Stored entries:
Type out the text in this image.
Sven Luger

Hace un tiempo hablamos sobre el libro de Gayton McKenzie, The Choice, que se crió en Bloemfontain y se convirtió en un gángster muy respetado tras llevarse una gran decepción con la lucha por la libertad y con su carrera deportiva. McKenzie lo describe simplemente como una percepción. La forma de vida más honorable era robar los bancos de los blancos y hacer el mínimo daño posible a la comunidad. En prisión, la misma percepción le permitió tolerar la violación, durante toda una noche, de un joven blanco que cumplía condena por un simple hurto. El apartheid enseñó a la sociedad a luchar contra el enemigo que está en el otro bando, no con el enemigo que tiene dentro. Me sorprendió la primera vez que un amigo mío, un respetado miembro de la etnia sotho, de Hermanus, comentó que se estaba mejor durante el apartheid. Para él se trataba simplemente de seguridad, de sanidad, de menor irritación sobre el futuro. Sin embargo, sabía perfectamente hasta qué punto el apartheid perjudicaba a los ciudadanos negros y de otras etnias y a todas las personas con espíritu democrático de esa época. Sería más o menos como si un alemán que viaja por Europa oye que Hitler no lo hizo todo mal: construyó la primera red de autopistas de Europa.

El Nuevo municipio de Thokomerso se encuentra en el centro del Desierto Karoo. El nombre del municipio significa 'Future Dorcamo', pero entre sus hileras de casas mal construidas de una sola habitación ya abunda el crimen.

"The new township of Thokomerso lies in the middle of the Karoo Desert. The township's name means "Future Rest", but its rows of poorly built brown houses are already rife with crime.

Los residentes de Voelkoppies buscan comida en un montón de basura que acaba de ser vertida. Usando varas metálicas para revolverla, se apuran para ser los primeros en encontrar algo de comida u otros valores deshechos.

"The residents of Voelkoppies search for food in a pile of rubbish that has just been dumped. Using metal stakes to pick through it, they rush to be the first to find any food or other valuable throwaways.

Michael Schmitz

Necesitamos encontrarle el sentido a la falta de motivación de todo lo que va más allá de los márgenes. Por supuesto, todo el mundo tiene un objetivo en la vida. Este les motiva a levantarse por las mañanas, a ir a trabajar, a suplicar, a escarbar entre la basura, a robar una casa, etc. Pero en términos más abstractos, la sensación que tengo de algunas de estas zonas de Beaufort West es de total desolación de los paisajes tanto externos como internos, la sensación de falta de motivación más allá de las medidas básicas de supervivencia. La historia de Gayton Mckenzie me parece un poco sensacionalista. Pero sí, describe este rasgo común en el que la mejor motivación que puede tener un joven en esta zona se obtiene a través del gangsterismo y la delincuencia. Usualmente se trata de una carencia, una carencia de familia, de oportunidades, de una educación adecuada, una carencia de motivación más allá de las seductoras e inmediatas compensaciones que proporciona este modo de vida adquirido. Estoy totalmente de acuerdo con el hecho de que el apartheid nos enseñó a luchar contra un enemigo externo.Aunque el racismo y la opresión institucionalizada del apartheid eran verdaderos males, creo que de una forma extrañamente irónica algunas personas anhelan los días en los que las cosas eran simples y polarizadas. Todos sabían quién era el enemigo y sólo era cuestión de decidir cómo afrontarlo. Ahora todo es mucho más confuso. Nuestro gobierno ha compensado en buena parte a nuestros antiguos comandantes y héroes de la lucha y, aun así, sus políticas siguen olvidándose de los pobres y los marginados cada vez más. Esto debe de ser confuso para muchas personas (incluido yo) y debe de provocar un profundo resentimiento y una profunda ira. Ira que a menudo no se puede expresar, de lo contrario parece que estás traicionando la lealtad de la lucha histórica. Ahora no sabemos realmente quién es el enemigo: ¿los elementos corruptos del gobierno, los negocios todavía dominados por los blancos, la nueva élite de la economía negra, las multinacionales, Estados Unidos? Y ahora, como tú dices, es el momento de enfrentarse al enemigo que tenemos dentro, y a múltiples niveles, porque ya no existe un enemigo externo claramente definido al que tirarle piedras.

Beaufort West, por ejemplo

## ACTIVITY
Would you return every line of the data above exactly?

## TASK OUTPUT
Type out the text in this image.
Sven Luger

Hace un tiempo hablamos sobre el libro de Gayton McKenzie, The Choice, que se crió en Bloemfontain y se convirtió en un gángster muy respetado tras llevarse una gran decepción con la lucha por la libertad y con su carrera deportiva. McKenzie lo describe simplemente como una percepción. La forma de vida más honorable era robar los bancos de los blancos y hacer el mínimo daño posible a la comunidad. En prisión, la misma percepción le permitió tolerar la violación, durante toda una noche, de un joven blanco que cumplía condena por un simple hurto. El apartheid enseñó a la sociedad a luchar contra el enemigo que está en el otro bando, no con el enemigo que tiene dentro. Me sorprendió la primera vez que un amigo mío, un respetado miembro de la etnia sotho, de Hermanus, comentó que se estaba mejor durante el apartheid. Para él se trataba simplemente de seguridad, de sanidad, de menor irritación sobre el futuro. Sin embargo, sabía perfectamente hasta qué punto el apartheid perjudicaba a los ciudadanos negros y de otras etnias y a todas las personas con espíritu democrático de esa época. Sería más o menos como si un alemán que viaja por Europa oye que Hitler no lo hizo todo mal: construyó la primera red de autopistas de Europa.

El Nuevo municipio de Thokomerso se encuentra en el centro del Desierto Karoo. El nombre del municipio significa 'Future Dorcamo', pero entre sus hileras de casas mal construidas de una sola habitación ya abunda el crimen.

"The new township of Thokomerso lies in the middle of the Karoo Desert. The township's name means "Future Rest", but its rows of poorly built brown houses are already rife with crime.

Los residentes de Voelkoppies buscan comida en un montón de basura que acaba de ser vertida. Usando varas metálicas para revolverla, se apuran para ser los primeros en encontrar algo de comida u otros valores deshechos.

"The residents of Voelkoppies search for food in a pile of rubbish that has just been dumped. Using metal stakes to pick through it, they rush to be the first to find any food or other valuable throwaways.

Michael Schmitz

Necesitamos encontrarle el sentido a la falta de motivación de todo lo que va más allá de los márgenes. Por supuesto, todo el mundo tiene un objetivo en la vida. Este les motiva a levantarse por las mañanas, a ir a trabajar, a suplicar, a escarbar entre la basura, a robar una casa, etc. Pero en términos más abstractos, la sensación que tengo de algunas de estas zonas de Beaufort West es de total desolación de los paisajes tanto externos como internos, la sensación de falta de motivación más allá de las medidas básicas de supervivencia. La historia de Gayton Mckenzie me parece un poco sensacionalista. Pero sí, describe este rasgo común en el que la mejor motivación que puede tener un joven en esta zona se obtiene a través del gangsterismo y la delincuencia. Usualmente se trata de una carencia, una carencia de familia, de oportunidades, de una educación adecuada, una carencia de motivación más allá de las seductoras e inmediatas compensaciones que proporciona este modo de vida adquirido. Estoy totalmente de acuerdo con el hecho de que el apartheid nos enseñó a luchar contra un enemigo externo.Aunque el racismo y la opresión institucionalizada del apartheid eran verdaderos males, creo que de una forma extrañamente irónica algunas personas anhelan los días en los que las cosas eran simples y polarizadas. Todos sabían quién era el enemigo y sólo era cuestión de decidir cómo afrontarlo. Ahora todo es mucho más confuso. Nuestro gobierno ha compensado en buena parte a nuestros antiguos comandantes y héroes de la lucha y, aun así, sus políticas siguen olvidándose de los pobres y los marginados cada vez más. Esto debe de ser confuso para muchas personas (incluido yo) y debe de provocar un profundo resentimiento y una profunda ira. Ira que a menudo no se puede expresar, de lo contrario parece que estás traicionando la lealtad de la lucha histórica. Ahora no sabemos realmente quién es el enemigo: ¿los elementos corruptos del gobierno, los negocios todavía dominados por los blancos, la nueva élite de la economía negra, las multinacionales, Estados Unidos? Y ahora, como tú dices, es el momento de enfrentarse al enemigo que tenemos dentro, y a múltiples niveles, porque ya no existe un enemigo externo claramente definido al que tirarle piedras.

Beaufort West, por ejemplo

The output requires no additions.